▶ **Listing**:
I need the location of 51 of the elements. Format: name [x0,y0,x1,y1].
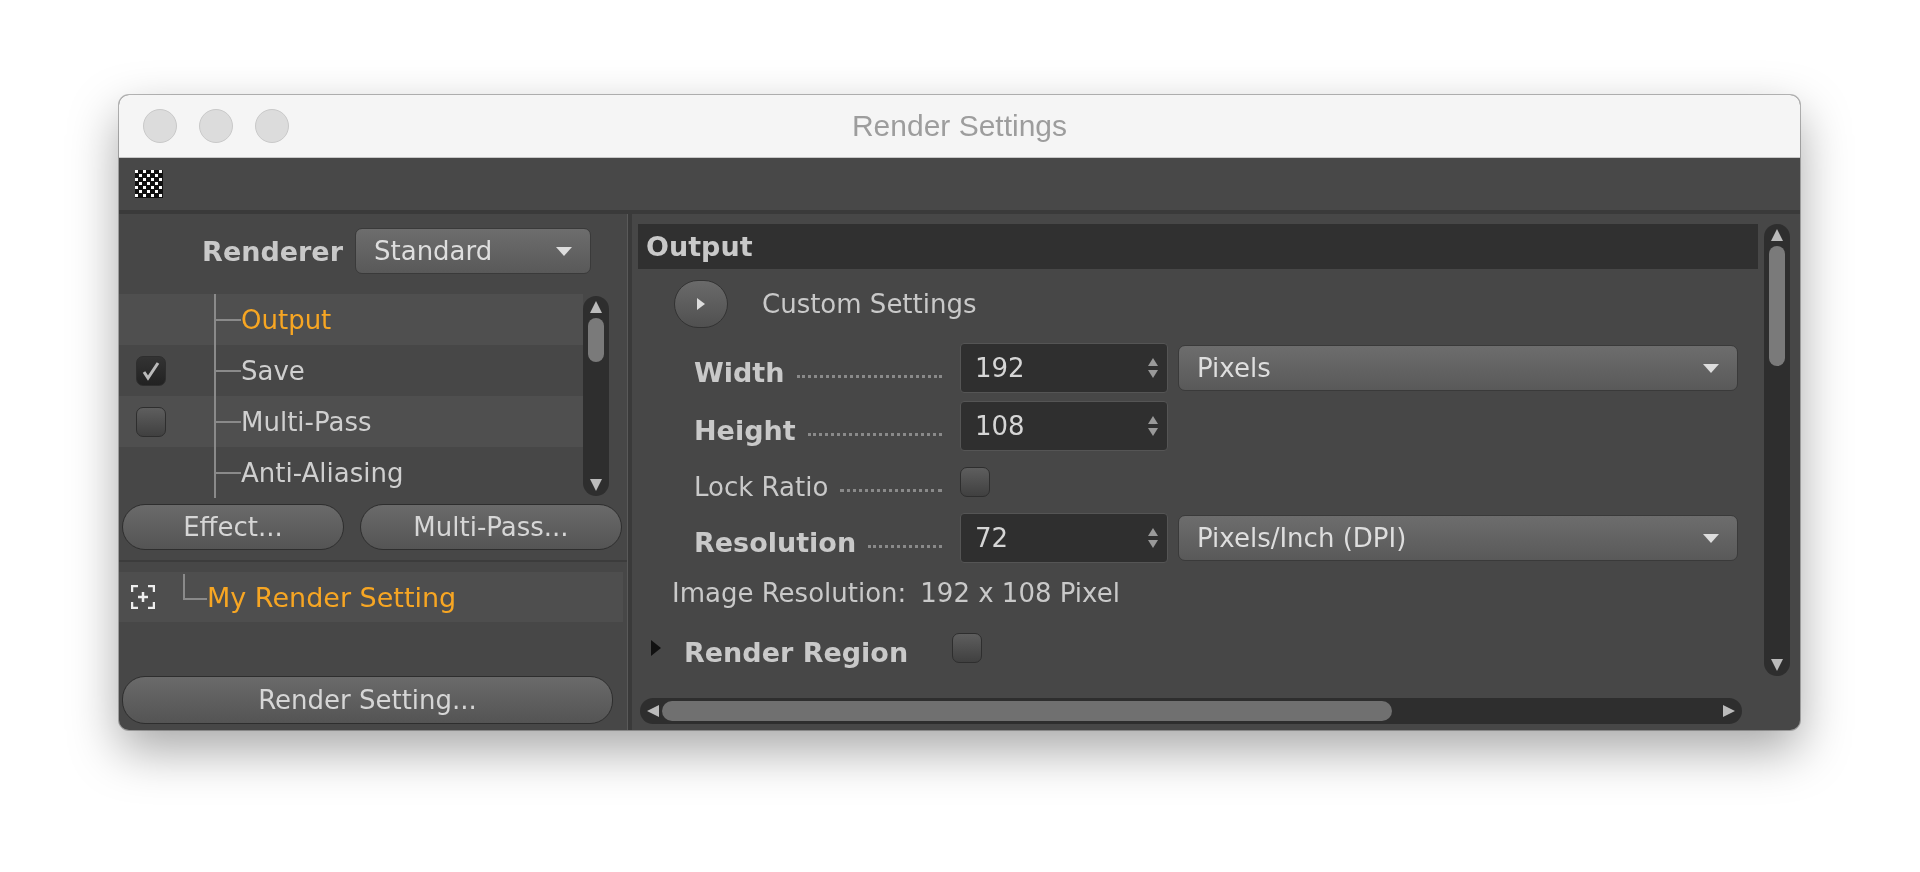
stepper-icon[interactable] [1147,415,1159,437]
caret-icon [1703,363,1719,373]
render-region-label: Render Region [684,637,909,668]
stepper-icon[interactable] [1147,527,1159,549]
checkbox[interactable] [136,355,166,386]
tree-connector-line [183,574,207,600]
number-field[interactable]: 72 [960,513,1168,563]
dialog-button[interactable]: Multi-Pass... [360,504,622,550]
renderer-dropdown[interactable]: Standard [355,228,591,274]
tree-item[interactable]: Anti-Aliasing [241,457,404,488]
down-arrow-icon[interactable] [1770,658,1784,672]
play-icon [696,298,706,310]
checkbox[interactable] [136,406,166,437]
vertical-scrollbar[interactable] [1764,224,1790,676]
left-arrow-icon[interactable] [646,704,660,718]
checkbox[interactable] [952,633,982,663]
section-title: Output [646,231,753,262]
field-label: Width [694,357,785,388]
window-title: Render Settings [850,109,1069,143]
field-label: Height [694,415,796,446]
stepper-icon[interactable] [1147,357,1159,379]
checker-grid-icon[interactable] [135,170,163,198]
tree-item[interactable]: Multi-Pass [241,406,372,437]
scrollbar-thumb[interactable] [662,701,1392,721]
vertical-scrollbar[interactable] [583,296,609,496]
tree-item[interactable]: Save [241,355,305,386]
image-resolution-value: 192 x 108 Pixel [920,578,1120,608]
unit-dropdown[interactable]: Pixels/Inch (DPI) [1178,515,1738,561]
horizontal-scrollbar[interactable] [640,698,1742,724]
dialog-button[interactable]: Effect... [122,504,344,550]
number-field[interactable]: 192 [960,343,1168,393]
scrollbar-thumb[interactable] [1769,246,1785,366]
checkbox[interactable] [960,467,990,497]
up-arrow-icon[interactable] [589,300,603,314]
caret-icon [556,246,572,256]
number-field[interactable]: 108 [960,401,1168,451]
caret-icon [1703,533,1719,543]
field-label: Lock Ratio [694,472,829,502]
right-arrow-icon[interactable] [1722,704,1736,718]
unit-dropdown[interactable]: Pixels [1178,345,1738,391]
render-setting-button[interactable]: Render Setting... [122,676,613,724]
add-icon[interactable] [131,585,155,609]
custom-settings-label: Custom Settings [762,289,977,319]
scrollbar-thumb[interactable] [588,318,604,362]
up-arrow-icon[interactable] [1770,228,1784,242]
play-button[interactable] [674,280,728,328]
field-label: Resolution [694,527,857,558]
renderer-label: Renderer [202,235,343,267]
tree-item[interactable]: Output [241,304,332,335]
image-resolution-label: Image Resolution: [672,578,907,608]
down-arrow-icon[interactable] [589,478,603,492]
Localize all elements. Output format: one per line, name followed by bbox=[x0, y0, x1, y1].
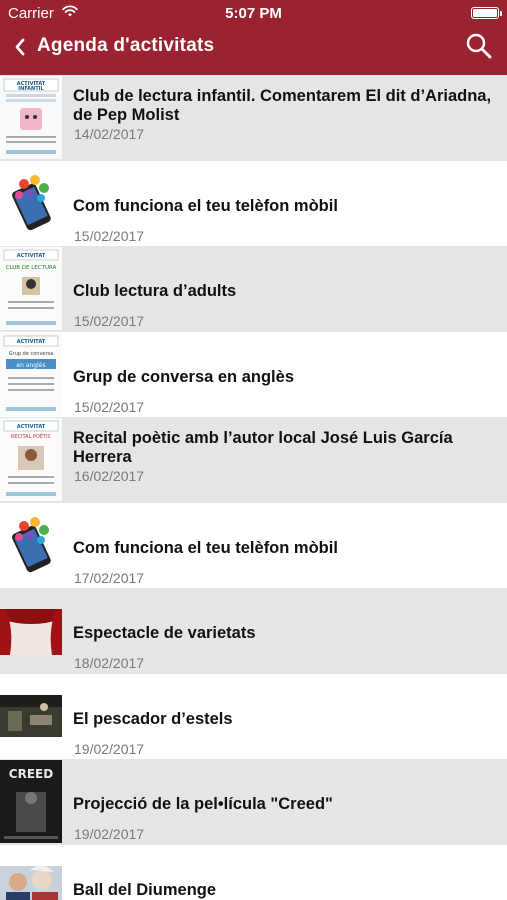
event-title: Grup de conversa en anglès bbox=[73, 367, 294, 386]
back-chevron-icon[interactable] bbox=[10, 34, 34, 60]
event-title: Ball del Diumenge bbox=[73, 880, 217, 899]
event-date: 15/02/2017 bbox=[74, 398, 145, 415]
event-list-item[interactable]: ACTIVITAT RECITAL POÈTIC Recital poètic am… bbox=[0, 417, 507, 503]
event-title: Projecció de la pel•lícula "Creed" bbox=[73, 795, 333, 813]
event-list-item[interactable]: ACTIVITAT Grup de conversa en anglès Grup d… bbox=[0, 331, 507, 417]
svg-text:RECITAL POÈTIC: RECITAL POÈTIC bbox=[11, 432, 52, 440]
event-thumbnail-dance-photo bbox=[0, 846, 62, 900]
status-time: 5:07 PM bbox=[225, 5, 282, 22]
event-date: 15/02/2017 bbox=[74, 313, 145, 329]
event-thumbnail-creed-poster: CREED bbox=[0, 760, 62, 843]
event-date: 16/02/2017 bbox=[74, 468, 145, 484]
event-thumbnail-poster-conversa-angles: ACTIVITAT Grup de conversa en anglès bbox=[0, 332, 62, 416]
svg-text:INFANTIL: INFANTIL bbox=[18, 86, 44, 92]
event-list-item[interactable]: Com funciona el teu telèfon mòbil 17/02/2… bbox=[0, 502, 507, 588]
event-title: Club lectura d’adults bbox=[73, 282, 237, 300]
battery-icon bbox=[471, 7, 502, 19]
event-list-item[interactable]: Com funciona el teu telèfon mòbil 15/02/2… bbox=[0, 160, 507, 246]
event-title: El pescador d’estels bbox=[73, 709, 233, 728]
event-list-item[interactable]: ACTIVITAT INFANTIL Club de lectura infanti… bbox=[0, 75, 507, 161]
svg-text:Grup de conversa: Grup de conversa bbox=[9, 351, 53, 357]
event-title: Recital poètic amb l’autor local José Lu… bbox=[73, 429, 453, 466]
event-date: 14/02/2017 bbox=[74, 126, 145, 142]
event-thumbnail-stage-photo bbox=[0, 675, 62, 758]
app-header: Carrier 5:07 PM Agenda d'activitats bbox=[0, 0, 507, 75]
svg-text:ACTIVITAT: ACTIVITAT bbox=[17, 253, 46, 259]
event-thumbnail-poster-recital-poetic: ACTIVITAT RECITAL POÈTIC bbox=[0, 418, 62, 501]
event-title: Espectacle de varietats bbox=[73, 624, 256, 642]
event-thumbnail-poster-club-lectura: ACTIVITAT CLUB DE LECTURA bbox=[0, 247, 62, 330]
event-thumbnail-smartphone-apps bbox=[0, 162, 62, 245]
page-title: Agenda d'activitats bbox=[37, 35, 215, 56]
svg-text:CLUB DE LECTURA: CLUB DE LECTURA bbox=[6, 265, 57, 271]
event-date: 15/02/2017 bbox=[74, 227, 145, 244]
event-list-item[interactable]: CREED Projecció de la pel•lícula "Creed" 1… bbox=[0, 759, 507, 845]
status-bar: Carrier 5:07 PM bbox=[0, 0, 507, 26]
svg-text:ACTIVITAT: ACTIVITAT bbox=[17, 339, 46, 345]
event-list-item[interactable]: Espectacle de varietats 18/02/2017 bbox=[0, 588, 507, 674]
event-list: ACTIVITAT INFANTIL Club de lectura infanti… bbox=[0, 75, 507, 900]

▶ **Exercise aim**: Rewrite all of the material above with every "stepper-icon" changed to "spinner-icon" and everything else left as it is. Leave out the pictures.

▶ **Result of the exercise**:
I need the location of 51 of the elements. Format: name [x0,y0,x1,y1].
spinner-icon[interactable] [1147,415,1159,437]
caret-icon [1703,363,1719,373]
render-region-label: Render Region [684,637,909,668]
spinner-icon[interactable] [1147,527,1159,549]
checkbox[interactable] [136,355,166,386]
tree-connector-line [183,574,207,600]
number-field[interactable]: 72 [960,513,1168,563]
dialog-button[interactable]: Multi-Pass... [360,504,622,550]
renderer-dropdown[interactable]: Standard [355,228,591,274]
tree-item[interactable]: Anti-Aliasing [241,457,404,488]
down-arrow-icon[interactable] [1770,658,1784,672]
play-icon [696,298,706,310]
checkbox[interactable] [136,406,166,437]
vertical-scrollbar[interactable] [1764,224,1790,676]
left-arrow-icon[interactable] [646,704,660,718]
checkbox[interactable] [952,633,982,663]
section-title: Output [646,231,753,262]
field-label: Width [694,357,785,388]
window-title: Render Settings [850,109,1069,143]
field-label: Height [694,415,796,446]
spinner-icon[interactable] [1147,357,1159,379]
checker-grid-icon[interactable] [135,170,163,198]
tree-item[interactable]: Multi-Pass [241,406,372,437]
scrollbar-thumb[interactable] [662,701,1392,721]
vertical-scrollbar[interactable] [583,296,609,496]
tree-item[interactable]: Save [241,355,305,386]
image-resolution-value: 192 x 108 Pixel [920,578,1120,608]
unit-dropdown[interactable]: Pixels/Inch (DPI) [1178,515,1738,561]
horizontal-scrollbar[interactable] [640,698,1742,724]
dialog-button[interactable]: Effect... [122,504,344,550]
number-field[interactable]: 192 [960,343,1168,393]
scrollbar-thumb[interactable] [1769,246,1785,366]
checkbox[interactable] [960,467,990,497]
up-arrow-icon[interactable] [589,300,603,314]
caret-icon [556,246,572,256]
number-field[interactable]: 108 [960,401,1168,451]
caret-icon [1703,533,1719,543]
field-label: Lock Ratio [694,472,829,502]
right-arrow-icon[interactable] [1722,704,1736,718]
unit-dropdown[interactable]: Pixels [1178,345,1738,391]
render-setting-button[interactable]: Render Setting... [122,676,613,724]
add-icon[interactable] [131,585,155,609]
custom-settings-label: Custom Settings [762,289,977,319]
scrollbar-thumb[interactable] [588,318,604,362]
up-arrow-icon[interactable] [1770,228,1784,242]
play-button[interactable] [674,280,728,328]
field-label: Resolution [694,527,857,558]
renderer-label: Renderer [202,235,343,267]
tree-item[interactable]: Output [241,304,332,335]
image-resolution-label: Image Resolution: [672,578,907,608]
down-arrow-icon[interactable] [589,478,603,492]
Localize all elements. Output format: one per line, name followed by bbox=[x0, y0, x1, y1].
event-title: Grup de conversa en anglès bbox=[73, 367, 294, 386]
back-chevron-icon[interactable] bbox=[10, 34, 34, 60]
event-title: Ball del Diumenge bbox=[73, 880, 217, 899]
event-date: 15/02/2017 bbox=[74, 398, 145, 415]
event-list-item[interactable]: ACTIVITAT RECITAL POÈTIC Recital poètic am… bbox=[0, 417, 507, 503]
event-title: Projecció de la pel•lícula "Creed" bbox=[73, 795, 333, 813]
event-list-item[interactable]: ACTIVITAT Grup de conversa en anglès Grup d… bbox=[0, 331, 507, 417]
svg-text:RECITAL POÈTIC: RECITAL POÈTIC bbox=[11, 432, 52, 440]
event-thumbnail-dance-photo bbox=[0, 846, 62, 900]
status-time: 5:07 PM bbox=[225, 5, 282, 22]
event-date: 15/02/2017 bbox=[74, 313, 145, 329]
event-thumbnail-creed-poster: CREED bbox=[0, 760, 62, 843]
event-date: 16/02/2017 bbox=[74, 468, 145, 484]
event-thumbnail-poster-conversa-angles: ACTIVITAT Grup de conversa en anglès bbox=[0, 332, 62, 416]
svg-text:INFANTIL: INFANTIL bbox=[18, 86, 44, 92]
event-list-item[interactable]: Com funciona el teu telèfon mòbil 17/02/2… bbox=[0, 502, 507, 588]
event-title: Club lectura d’adults bbox=[73, 282, 237, 300]
battery-icon bbox=[471, 7, 502, 19]
event-list-item[interactable]: Com funciona el teu telèfon mòbil 15/02/2… bbox=[0, 160, 507, 246]
event-title: El pescador d’estels bbox=[73, 709, 233, 728]
event-list-item[interactable]: ACTIVITAT INFANTIL Club de lectura infanti… bbox=[0, 75, 507, 161]
svg-text:Grup de conversa: Grup de conversa bbox=[9, 351, 53, 357]
event-title: Recital poètic amb l’autor local José Lu… bbox=[73, 429, 453, 466]
event-date: 14/02/2017 bbox=[74, 126, 145, 142]
event-thumbnail-stage-photo bbox=[0, 675, 62, 758]
app-header: Carrier 5:07 PM Agenda d'activitats bbox=[0, 0, 507, 75]
svg-text:ACTIVITAT: ACTIVITAT bbox=[17, 253, 46, 259]
event-thumbnail-poster-recital-poetic: ACTIVITAT RECITAL POÈTIC bbox=[0, 418, 62, 501]
event-title: Espectacle de varietats bbox=[73, 624, 256, 642]
event-thumbnail-poster-club-lectura: ACTIVITAT CLUB DE LECTURA bbox=[0, 247, 62, 330]
event-thumbnail-smartphone-apps bbox=[0, 162, 62, 245]
page-title: Agenda d'activitats bbox=[37, 35, 215, 56]
svg-text:CLUB DE LECTURA: CLUB DE LECTURA bbox=[6, 265, 57, 271]
event-date: 15/02/2017 bbox=[74, 227, 145, 244]
event-list-item[interactable]: CREED Projecció de la pel•lícula "Creed" 1… bbox=[0, 759, 507, 845]
status-bar: Carrier 5:07 PM bbox=[0, 0, 507, 26]
svg-text:ACTIVITAT: ACTIVITAT bbox=[17, 339, 46, 345]
event-list-item[interactable]: Espectacle de varietats 18/02/2017 bbox=[0, 588, 507, 674]
event-list: ACTIVITAT INFANTIL Club de lectura infanti… bbox=[0, 75, 507, 900]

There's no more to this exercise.